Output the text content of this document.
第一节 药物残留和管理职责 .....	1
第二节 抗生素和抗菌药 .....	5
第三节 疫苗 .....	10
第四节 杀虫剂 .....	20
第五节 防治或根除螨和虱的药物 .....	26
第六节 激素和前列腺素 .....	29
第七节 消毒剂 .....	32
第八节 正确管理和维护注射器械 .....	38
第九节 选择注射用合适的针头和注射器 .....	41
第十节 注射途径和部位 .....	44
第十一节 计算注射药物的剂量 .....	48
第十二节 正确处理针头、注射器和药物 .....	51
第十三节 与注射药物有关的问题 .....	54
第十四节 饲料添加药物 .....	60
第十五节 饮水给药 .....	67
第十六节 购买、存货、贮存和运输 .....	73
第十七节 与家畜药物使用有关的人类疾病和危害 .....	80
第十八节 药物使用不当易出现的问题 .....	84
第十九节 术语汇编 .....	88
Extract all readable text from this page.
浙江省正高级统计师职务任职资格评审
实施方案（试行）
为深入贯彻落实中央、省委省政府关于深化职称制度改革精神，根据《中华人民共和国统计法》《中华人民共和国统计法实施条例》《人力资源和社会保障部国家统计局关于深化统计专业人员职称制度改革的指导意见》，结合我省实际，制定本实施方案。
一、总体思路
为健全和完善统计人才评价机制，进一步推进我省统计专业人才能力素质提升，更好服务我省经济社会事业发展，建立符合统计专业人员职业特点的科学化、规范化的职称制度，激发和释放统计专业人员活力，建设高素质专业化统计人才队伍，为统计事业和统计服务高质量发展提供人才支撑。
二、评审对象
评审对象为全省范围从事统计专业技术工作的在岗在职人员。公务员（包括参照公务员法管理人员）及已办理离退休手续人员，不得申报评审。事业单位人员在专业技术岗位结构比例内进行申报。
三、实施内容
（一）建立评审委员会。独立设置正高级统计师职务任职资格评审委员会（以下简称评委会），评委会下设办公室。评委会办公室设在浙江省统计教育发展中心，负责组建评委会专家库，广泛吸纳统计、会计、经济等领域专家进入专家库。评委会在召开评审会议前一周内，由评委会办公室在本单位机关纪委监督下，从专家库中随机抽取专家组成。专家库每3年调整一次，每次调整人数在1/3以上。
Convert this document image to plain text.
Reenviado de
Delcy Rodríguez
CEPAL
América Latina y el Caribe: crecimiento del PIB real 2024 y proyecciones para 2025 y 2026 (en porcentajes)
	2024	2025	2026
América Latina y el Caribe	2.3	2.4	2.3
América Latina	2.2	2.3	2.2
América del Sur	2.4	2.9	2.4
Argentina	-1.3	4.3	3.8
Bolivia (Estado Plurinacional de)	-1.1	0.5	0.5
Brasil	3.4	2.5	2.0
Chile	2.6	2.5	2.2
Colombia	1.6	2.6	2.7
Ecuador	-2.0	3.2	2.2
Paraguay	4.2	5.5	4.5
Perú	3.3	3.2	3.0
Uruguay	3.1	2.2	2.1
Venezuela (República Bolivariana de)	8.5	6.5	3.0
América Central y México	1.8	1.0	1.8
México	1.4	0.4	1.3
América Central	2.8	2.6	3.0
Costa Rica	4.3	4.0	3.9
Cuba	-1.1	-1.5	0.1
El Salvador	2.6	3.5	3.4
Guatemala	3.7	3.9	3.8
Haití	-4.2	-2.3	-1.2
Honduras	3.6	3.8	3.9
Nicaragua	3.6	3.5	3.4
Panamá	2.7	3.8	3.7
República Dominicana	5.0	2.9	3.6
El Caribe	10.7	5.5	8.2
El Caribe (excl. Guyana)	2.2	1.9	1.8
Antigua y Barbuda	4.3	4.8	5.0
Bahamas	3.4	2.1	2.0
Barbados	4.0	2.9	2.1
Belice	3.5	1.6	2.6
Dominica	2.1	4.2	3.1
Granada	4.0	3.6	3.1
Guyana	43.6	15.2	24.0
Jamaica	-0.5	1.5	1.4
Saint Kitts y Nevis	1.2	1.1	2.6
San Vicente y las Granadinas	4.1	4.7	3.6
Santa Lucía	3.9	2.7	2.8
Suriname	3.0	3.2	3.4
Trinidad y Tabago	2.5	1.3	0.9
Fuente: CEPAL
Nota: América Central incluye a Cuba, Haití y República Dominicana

* * * * * * *

WHAT TO DO: In the records above, collect each line with "Guyana".

OUTPUT:
El Caribe (excl. Guyana)	2.2	1.9	1.8
Guyana	43.6	15.2	24.0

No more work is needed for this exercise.